■ **ACTIVITY**
Quote the passage about Governor Schwarzenegger word for word between "He wheels and" and "outrage health advicates.", inclusive.

He commutes from Los Angeles to Sacramento every week. Showing 60 Minutes around the governor's domain in the Capitol building, he takes a kind of boyish pride in his wall of fame, great moments in the Schwarzenegger administration. In his office, he keeps his favorite movie weapon: the sword from "Conan the Barbarian," the film that made him a star.
He wheels and deals in his smoking tent, set up in an open-air courtyard near his office. It's a place to schmooze and cajole, light up the biggest cigar in the world, and, for good measure, outrage health advicates.
His wife, Maria Shriver, has been a high-profile first lady, active in women's causes. But the governor is quick to point out their political differences.
When he showed Morley Safer his wife's office, he quipped, "I show you Maria's office quickly, which is back here. She, of course, has to be further away from my office because she's a Democrat."
Not just any Democrat, but a Kennedy.
That made it all the more unusual this summer when she went where no Kennedy had ventured before: The Republican National Convention, where she watched her husband wow delegates with a tried-and-true Schwarzenegger-ism: "And to those critics who are so pessimistic about our economy, I say, don't be economic girlie men!"

[Records from a data source]
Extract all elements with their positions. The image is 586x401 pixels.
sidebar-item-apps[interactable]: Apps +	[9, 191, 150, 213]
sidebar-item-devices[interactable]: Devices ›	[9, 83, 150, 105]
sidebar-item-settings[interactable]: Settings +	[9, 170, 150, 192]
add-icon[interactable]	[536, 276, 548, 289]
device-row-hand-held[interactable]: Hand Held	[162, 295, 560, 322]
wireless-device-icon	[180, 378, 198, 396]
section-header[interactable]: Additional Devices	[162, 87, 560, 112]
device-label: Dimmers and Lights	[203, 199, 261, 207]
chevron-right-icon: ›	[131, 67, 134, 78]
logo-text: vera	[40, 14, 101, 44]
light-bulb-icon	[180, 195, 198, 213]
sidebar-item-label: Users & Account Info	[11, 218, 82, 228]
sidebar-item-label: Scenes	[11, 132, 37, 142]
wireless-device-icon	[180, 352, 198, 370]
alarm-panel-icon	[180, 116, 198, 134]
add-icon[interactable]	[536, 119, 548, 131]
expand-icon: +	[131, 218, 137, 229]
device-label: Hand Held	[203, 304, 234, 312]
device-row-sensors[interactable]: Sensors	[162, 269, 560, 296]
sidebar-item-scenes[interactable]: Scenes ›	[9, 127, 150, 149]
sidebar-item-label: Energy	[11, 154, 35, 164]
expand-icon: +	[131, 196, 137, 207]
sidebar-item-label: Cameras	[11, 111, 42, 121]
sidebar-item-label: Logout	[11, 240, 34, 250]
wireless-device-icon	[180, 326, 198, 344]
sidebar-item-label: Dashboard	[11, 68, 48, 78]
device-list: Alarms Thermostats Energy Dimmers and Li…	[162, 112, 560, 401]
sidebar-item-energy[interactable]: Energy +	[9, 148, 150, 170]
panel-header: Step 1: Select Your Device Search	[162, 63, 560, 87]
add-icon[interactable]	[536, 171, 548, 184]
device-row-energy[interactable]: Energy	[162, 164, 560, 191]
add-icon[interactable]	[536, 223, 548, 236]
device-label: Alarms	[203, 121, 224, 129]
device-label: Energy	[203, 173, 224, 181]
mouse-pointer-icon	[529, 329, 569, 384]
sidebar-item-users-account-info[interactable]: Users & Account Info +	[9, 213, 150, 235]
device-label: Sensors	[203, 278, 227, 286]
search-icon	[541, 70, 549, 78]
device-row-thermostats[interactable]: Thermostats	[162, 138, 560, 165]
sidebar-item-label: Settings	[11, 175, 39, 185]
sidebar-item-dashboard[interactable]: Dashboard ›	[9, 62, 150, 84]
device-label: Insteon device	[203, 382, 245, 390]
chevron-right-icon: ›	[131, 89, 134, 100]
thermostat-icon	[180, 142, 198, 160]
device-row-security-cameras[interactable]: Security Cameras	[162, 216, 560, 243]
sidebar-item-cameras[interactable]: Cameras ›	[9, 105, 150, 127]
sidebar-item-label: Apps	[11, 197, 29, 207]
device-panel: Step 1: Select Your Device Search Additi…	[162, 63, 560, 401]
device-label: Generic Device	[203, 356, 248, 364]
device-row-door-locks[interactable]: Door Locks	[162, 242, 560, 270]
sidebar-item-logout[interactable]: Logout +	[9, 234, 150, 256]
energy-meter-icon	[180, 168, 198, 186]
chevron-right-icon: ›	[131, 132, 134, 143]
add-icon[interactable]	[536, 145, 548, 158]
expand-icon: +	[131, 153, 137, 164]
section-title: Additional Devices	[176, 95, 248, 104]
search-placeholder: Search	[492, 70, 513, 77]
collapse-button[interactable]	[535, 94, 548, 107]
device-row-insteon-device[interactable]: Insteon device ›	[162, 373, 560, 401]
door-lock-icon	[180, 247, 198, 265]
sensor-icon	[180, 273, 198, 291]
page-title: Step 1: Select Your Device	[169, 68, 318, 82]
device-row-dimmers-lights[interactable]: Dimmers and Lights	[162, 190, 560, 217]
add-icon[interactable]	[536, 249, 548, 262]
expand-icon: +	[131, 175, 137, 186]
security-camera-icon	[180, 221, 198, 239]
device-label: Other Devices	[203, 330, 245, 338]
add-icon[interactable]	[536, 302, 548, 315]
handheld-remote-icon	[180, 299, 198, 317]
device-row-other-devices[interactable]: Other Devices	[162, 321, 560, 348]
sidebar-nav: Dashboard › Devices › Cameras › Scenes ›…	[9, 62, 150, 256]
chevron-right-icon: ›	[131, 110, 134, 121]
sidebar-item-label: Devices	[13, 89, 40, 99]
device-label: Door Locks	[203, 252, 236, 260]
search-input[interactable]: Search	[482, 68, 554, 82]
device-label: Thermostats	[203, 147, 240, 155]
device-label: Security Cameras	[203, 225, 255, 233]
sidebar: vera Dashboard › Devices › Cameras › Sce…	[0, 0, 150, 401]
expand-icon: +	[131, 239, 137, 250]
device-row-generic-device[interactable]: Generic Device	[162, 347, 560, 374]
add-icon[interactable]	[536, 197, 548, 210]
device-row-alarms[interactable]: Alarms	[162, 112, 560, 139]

■ **OUTPUT FOR THIS TASK**
He wheels and deals in his smoking tent, set up in an open-air courtyard near his office. It's a place to schmooze and cajole, light up the biggest cigar in the world, and, for good measure, outrage health advicates.